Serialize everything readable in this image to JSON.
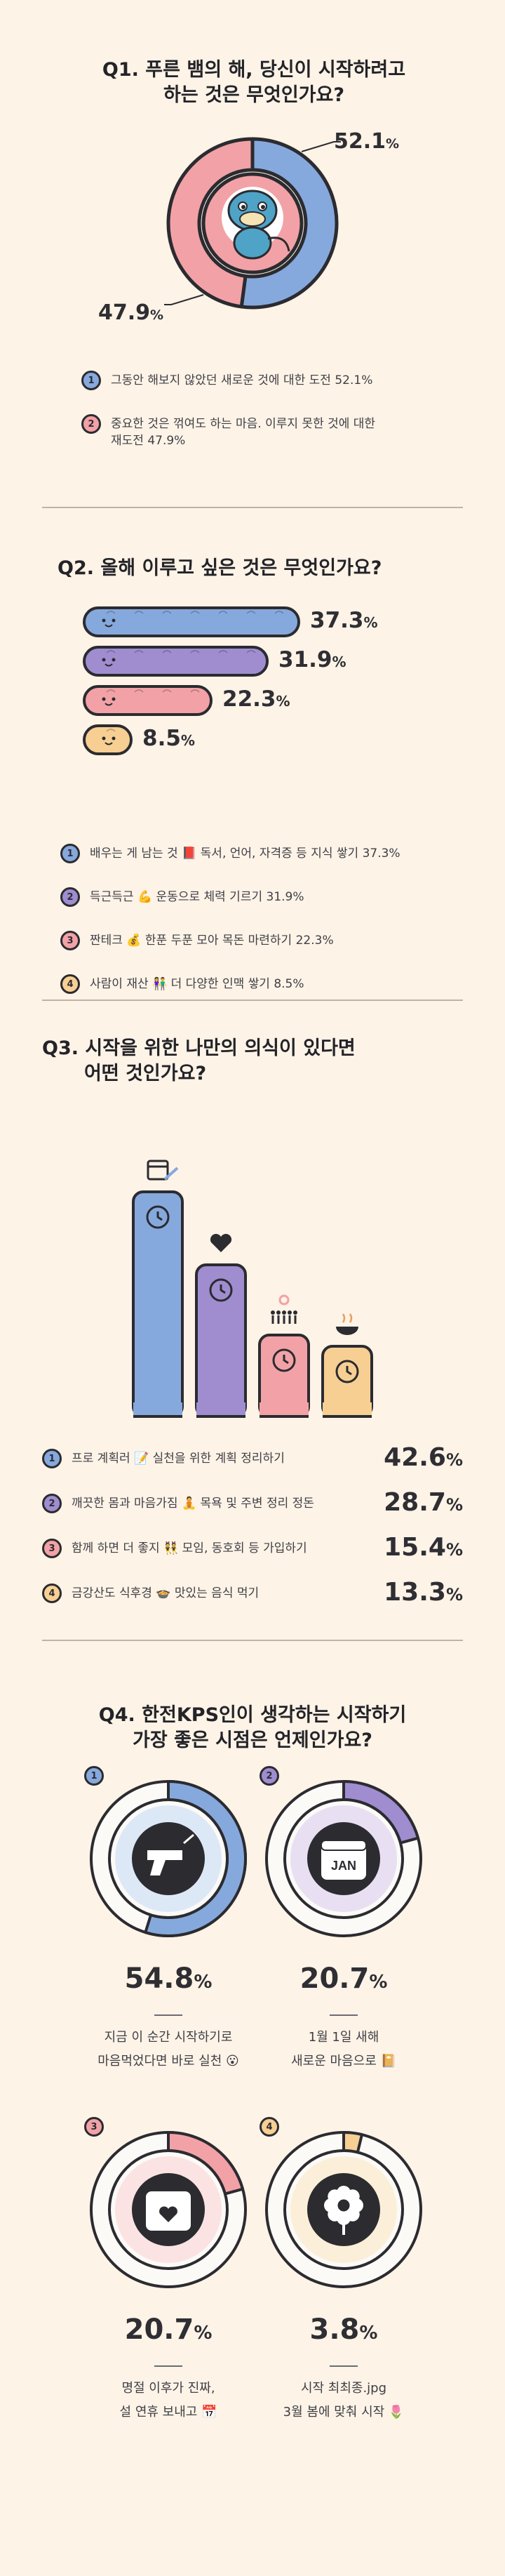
{
  "q1": {
    "title_line1": "Q1. 푸른 뱀의 해, 당신이 시작하려고",
    "title_line2": "하는 것은 무엇인가요?",
    "pct_a": "52.1",
    "pct_b": "47.9",
    "pct_unit": "%",
    "legend": [
      {
        "num": "1",
        "line1": "그동안 해보지 않았던 새로운 것에 대한 도전  52.1%",
        "line2": ""
      },
      {
        "num": "2",
        "line1": "중요한 것은 꺾여도 하는 마음. 이루지 못한 것에 대한",
        "line2": "재도전  47.9%"
      }
    ]
  },
  "q2": {
    "title": "Q2. 올해 이루고 싶은 것은 무엇인가요?",
    "unit": "%",
    "values_text": [
      "37.3",
      "31.9",
      "22.3",
      "8.5"
    ],
    "legend": [
      {
        "num": "1",
        "text": "배우는 게 남는 것 📕 독서, 언어, 자격증 등 지식 쌓기  37.3%"
      },
      {
        "num": "2",
        "text": "득근득근 💪 운동으로 체력 기르기  31.9%"
      },
      {
        "num": "3",
        "text": "짠테크 💰 한푼 두푼 모아 목돈 마련하기  22.3%"
      },
      {
        "num": "4",
        "text": "사람이 재산 👫 더 다양한 인맥 쌓기  8.5%"
      }
    ]
  },
  "q3": {
    "title_line1": "Q3. 시작을 위한 나만의 의식이 있다면",
    "title_line2": "어떤 것인가요?",
    "unit": "%",
    "values_text": [
      "42.6",
      "28.7",
      "15.4",
      "13.3"
    ],
    "legend": [
      {
        "num": "1",
        "text": "프로 계획러 📝 실천을 위한 계획 정리하기"
      },
      {
        "num": "2",
        "text": "깨끗한 몸과 마음가짐 🧘 목욕 및 주변 정리 정돈"
      },
      {
        "num": "3",
        "text": "함께 하면 더 좋지 👯 모임, 동호회 등 가입하기"
      },
      {
        "num": "4",
        "text": "금강산도 식후경 🍲 맛있는 음식 먹기"
      }
    ]
  },
  "q4": {
    "title_line1": "Q4. 한전KPS인이 생각하는 시작하기",
    "title_line2": "가장 좋은 시점은 언제인가요?",
    "unit": "%",
    "items": [
      {
        "num": "1",
        "pct": "54.8",
        "cap1": "지금 이 순간 시작하기로",
        "cap2": "마음먹었다면 바로 실천 😮"
      },
      {
        "num": "2",
        "pct": "20.7",
        "cap1": "1월 1일 새해",
        "cap2": "새로운 마음으로 📔",
        "icon_text": "JAN"
      },
      {
        "num": "3",
        "pct": "20.7",
        "cap1": "명절 이후가 진짜,",
        "cap2": "설 연휴 보내고 📅"
      },
      {
        "num": "4",
        "pct": "3.8",
        "cap1": "시작 최최종.jpg",
        "cap2": "3월 봄에 맞춰 시작 🌷"
      }
    ]
  },
  "colors": {
    "blue": "#86a9dd",
    "purple": "#9f8dd0",
    "pink": "#f2a2a6",
    "yellow": "#f7cf93",
    "outline": "#2b2b30",
    "bg": "#fdf3e7"
  },
  "chart_data": [
    {
      "type": "pie",
      "title": "Q1. 푸른 뱀의 해, 당신이 시작하려고 하는 것은 무엇인가요?",
      "categories": [
        "그동안 해보지 않았던 새로운 것에 대한 도전",
        "중요한 것은 꺾여도 하는 마음. 이루지 못한 것에 대한 재도전"
      ],
      "values": [
        52.1,
        47.9
      ],
      "colors": [
        "#86a9dd",
        "#f2a2a6"
      ]
    },
    {
      "type": "bar",
      "orientation": "horizontal",
      "title": "Q2. 올해 이루고 싶은 것은 무엇인가요?",
      "categories": [
        "지식 쌓기",
        "체력 기르기",
        "목돈 마련하기",
        "인맥 쌓기"
      ],
      "values": [
        37.3,
        31.9,
        22.3,
        8.5
      ],
      "colors": [
        "#86a9dd",
        "#9f8dd0",
        "#f2a2a6",
        "#f7cf93"
      ]
    },
    {
      "type": "bar",
      "title": "Q3. 시작을 위한 나만의 의식이 있다면 어떤 것인가요?",
      "categories": [
        "계획 정리하기",
        "목욕 및 주변 정리 정돈",
        "모임, 동호회 등 가입하기",
        "맛있는 음식 먹기"
      ],
      "values": [
        42.6,
        28.7,
        15.4,
        13.3
      ],
      "colors": [
        "#86a9dd",
        "#9f8dd0",
        "#f2a2a6",
        "#f7cf93"
      ]
    },
    {
      "type": "pie",
      "title": "Q4. 한전KPS인이 생각하는 시작하기 가장 좋은 시점은 언제인가요?",
      "categories": [
        "지금 이 순간",
        "1월 1일 새해",
        "설 연휴 이후",
        "3월 봄"
      ],
      "values": [
        54.8,
        20.7,
        20.7,
        3.8
      ],
      "colors": [
        "#86a9dd",
        "#9f8dd0",
        "#f2a2a6",
        "#f7cf93"
      ]
    }
  ]
}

━━━━━━━━━━━━━━━━

REQUIREMENTS
In the records above, tally the lines where the word "가입하기" appears, and give the number and nothing else.

FULL SOLUTION
2